Stored data
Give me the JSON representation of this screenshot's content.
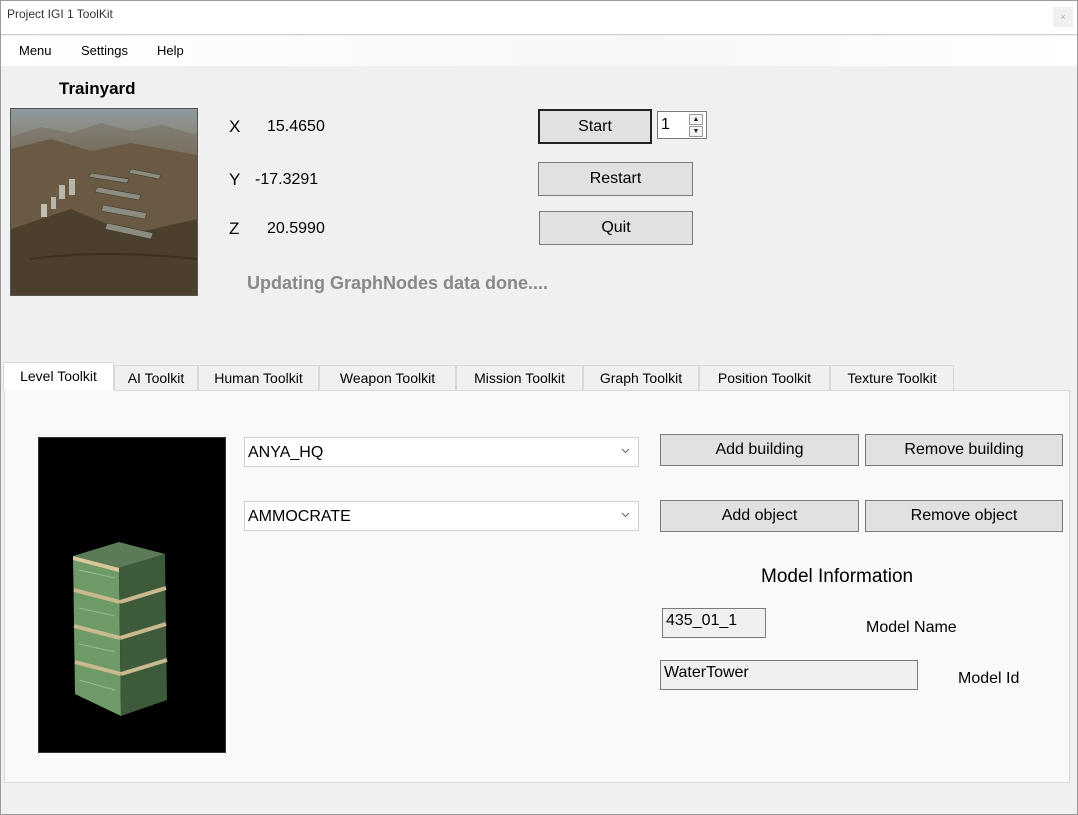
{
  "window": {
    "title": "Project IGI 1 ToolKit",
    "close_glyph": "×"
  },
  "menu": {
    "items": [
      "Menu",
      "Settings",
      "Help"
    ]
  },
  "level": {
    "name": "Trainyard",
    "image_icon": "level-terrain-thumbnail"
  },
  "coords": {
    "x_label": "X",
    "x_value": "15.4650",
    "y_label": "Y",
    "y_value": "-17.3291",
    "z_label": "Z",
    "z_value": "20.5990"
  },
  "actions": {
    "start": "Start",
    "restart": "Restart",
    "quit": "Quit"
  },
  "spinner": {
    "value": "1",
    "up_glyph": "▲",
    "down_glyph": "▼"
  },
  "status": "Updating GraphNodes data done....",
  "tabs": [
    "Level Toolkit",
    "AI Toolkit",
    "Human Toolkit",
    "Weapon Toolkit",
    "Mission Toolkit",
    "Graph Toolkit",
    "Position Toolkit",
    "Texture Toolkit"
  ],
  "active_tab": "Level Toolkit",
  "level_toolkit": {
    "building_select": "ANYA_HQ",
    "object_select": "AMMOCRATE",
    "add_building": "Add building",
    "remove_building": "Remove building",
    "add_object": "Add object",
    "remove_object": "Remove object",
    "model_info_title": "Model Information",
    "model_name_value": "435_01_1",
    "model_name_label": "Model Name",
    "model_id_value": "WaterTower",
    "model_id_label": "Model Id",
    "preview_icon": "ammo-crate-model-preview"
  },
  "colors": {
    "status_text": "#888888",
    "window_bg": "#f0f0f0",
    "preview_bg": "#000000"
  }
}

The problem
Write out all the entries exactly, except for the pictures.

Written answer
Give me the JSON representation of this screenshot's content.
{
  "window": {
    "title": "Project IGI 1 ToolKit",
    "close_glyph": "×"
  },
  "menu": {
    "items": [
      "Menu",
      "Settings",
      "Help"
    ]
  },
  "level": {
    "name": "Trainyard",
    "image_icon": "level-terrain-thumbnail"
  },
  "coords": {
    "x_label": "X",
    "x_value": "15.4650",
    "y_label": "Y",
    "y_value": "-17.3291",
    "z_label": "Z",
    "z_value": "20.5990"
  },
  "actions": {
    "start": "Start",
    "restart": "Restart",
    "quit": "Quit"
  },
  "spinner": {
    "value": "1",
    "up_glyph": "▲",
    "down_glyph": "▼"
  },
  "status": "Updating GraphNodes data done....",
  "tabs": [
    "Level Toolkit",
    "AI Toolkit",
    "Human Toolkit",
    "Weapon Toolkit",
    "Mission Toolkit",
    "Graph Toolkit",
    "Position Toolkit",
    "Texture Toolkit"
  ],
  "active_tab": "Level Toolkit",
  "level_toolkit": {
    "building_select": "ANYA_HQ",
    "object_select": "AMMOCRATE",
    "add_building": "Add building",
    "remove_building": "Remove building",
    "add_object": "Add object",
    "remove_object": "Remove object",
    "model_info_title": "Model Information",
    "model_name_value": "435_01_1",
    "model_name_label": "Model Name",
    "model_id_value": "WaterTower",
    "model_id_label": "Model Id",
    "preview_icon": "ammo-crate-model-preview"
  },
  "colors": {
    "status_text": "#888888",
    "window_bg": "#f0f0f0",
    "preview_bg": "#000000"
  }
}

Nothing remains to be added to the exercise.